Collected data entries
------------------------------------------------

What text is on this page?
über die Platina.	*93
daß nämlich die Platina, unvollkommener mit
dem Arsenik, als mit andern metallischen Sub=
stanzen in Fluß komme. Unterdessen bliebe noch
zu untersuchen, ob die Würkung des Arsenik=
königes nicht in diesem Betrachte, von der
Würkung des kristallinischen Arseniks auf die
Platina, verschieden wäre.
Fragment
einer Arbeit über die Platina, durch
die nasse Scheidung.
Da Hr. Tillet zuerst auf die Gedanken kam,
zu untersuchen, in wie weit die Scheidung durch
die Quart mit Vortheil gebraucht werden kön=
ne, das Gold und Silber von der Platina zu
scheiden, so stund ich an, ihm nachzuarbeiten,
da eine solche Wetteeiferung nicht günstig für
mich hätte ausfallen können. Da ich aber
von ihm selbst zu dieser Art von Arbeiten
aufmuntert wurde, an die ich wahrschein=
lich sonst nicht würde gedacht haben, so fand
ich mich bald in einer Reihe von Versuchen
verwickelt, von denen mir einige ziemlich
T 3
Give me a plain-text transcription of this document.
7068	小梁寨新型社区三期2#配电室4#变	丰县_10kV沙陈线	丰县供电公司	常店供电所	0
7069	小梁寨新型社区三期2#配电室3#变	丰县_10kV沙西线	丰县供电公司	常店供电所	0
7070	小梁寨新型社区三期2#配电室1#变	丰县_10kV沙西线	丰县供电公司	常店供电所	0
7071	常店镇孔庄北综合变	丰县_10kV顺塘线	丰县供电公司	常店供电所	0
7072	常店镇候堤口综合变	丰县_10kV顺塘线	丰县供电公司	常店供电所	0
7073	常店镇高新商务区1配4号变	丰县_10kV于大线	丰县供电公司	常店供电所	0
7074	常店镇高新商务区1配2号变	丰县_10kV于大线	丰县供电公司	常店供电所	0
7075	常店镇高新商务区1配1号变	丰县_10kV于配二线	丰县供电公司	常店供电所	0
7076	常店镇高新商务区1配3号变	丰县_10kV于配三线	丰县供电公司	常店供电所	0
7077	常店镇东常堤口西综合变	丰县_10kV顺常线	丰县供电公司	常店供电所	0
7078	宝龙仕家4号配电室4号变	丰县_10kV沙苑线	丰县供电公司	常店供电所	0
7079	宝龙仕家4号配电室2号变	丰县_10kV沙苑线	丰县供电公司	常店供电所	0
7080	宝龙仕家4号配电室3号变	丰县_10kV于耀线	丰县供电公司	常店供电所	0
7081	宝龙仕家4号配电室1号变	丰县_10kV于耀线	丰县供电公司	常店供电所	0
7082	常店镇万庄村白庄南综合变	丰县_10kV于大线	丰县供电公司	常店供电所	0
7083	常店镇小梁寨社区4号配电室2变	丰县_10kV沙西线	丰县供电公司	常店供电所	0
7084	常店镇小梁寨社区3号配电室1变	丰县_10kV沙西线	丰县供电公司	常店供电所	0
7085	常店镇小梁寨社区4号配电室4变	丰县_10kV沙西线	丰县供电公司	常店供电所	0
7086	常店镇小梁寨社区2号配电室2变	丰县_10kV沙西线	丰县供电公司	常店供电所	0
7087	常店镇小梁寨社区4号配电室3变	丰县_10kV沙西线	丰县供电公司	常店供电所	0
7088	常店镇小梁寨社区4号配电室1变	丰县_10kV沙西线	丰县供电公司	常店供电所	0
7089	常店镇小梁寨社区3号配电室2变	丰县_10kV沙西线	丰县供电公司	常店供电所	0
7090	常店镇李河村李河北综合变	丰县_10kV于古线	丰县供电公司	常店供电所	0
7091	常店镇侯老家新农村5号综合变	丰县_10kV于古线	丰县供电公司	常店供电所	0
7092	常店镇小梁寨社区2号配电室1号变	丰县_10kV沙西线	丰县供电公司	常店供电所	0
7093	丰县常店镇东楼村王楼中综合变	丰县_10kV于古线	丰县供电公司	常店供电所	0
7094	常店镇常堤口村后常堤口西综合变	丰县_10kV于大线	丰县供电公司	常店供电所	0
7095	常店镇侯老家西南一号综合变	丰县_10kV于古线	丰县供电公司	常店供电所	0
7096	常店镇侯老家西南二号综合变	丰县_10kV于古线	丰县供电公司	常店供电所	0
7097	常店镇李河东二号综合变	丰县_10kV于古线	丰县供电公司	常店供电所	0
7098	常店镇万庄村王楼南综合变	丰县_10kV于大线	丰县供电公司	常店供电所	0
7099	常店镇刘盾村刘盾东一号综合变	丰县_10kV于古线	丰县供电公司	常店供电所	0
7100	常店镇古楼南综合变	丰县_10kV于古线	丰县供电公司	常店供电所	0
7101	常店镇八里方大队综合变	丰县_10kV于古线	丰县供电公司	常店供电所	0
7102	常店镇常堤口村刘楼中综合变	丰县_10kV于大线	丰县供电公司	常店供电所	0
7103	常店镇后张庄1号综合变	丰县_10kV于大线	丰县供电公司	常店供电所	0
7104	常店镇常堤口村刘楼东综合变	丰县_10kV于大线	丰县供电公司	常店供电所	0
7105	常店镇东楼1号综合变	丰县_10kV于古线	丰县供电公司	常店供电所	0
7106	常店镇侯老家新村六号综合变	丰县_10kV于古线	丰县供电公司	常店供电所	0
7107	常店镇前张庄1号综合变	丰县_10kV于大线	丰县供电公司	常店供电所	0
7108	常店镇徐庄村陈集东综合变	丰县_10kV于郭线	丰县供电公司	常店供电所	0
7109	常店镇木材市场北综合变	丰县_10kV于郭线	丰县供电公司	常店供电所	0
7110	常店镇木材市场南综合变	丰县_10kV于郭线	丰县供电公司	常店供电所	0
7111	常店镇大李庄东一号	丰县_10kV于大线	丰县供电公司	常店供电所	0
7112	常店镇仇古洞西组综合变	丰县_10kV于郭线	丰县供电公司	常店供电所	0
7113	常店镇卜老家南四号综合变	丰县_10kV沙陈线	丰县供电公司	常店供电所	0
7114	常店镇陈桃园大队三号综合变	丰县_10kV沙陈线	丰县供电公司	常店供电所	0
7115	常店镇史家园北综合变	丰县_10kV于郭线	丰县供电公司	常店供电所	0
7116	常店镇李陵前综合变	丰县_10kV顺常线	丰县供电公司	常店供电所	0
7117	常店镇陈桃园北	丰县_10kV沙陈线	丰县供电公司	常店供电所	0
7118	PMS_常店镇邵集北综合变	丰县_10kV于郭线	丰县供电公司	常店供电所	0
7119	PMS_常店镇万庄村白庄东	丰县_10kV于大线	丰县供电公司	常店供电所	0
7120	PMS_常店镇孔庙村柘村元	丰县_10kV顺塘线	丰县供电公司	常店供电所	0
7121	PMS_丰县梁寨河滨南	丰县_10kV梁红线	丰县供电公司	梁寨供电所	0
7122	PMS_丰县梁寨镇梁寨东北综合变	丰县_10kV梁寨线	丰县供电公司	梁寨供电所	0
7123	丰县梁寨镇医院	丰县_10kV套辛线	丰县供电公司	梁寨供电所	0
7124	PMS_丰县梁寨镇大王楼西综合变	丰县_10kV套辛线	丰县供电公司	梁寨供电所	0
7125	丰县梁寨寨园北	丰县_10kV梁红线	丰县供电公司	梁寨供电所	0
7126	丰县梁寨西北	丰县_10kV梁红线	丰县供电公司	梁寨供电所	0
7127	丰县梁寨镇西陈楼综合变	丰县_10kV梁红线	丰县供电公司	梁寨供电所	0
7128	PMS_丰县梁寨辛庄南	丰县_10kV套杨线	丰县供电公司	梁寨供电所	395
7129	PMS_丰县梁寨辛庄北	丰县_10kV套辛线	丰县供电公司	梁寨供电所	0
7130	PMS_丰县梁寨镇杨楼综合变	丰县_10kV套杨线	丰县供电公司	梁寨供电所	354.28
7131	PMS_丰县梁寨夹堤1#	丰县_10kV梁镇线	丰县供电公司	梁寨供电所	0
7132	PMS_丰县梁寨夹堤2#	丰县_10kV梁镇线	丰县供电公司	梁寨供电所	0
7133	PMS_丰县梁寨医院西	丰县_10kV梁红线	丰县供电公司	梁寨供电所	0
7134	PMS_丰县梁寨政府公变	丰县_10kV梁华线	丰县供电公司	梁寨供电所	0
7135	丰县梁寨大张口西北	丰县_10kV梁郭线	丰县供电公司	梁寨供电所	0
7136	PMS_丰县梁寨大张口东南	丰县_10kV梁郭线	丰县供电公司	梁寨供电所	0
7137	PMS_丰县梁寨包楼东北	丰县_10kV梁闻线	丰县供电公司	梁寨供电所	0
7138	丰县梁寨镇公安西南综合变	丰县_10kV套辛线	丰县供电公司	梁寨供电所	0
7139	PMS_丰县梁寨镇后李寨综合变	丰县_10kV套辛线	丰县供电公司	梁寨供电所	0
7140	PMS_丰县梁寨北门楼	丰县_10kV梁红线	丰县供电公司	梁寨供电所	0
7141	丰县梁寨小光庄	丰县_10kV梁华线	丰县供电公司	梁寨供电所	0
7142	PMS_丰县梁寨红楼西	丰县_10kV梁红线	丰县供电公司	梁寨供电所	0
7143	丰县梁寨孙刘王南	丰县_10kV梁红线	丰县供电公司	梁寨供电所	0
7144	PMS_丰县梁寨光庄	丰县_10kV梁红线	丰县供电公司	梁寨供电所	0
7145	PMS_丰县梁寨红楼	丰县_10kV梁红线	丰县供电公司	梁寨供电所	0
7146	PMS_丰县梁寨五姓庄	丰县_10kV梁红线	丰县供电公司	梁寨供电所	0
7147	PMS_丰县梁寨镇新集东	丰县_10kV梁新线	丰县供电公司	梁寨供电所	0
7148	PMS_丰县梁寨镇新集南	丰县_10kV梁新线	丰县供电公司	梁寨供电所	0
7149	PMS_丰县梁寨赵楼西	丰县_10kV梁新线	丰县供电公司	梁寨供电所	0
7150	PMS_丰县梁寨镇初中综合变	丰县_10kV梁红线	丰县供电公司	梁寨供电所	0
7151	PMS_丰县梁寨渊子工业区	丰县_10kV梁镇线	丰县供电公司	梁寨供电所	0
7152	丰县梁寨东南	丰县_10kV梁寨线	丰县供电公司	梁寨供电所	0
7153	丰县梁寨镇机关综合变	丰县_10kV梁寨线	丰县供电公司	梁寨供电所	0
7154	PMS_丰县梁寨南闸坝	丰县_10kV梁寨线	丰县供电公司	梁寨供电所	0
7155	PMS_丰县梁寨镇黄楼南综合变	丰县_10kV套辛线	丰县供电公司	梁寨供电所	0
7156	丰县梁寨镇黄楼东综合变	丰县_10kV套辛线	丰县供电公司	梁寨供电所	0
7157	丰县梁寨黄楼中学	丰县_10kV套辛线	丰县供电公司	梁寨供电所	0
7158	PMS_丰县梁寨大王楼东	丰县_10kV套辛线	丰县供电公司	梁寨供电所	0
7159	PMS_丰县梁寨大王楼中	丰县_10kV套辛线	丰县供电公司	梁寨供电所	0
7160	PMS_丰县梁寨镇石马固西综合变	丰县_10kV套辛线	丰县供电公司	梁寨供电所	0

------------------------------------------------

**To be done:**
Set out every line from the material that contains the string "text".

**Finished answer:**
What text is on this page?
Give me a plain-text transcription of this document.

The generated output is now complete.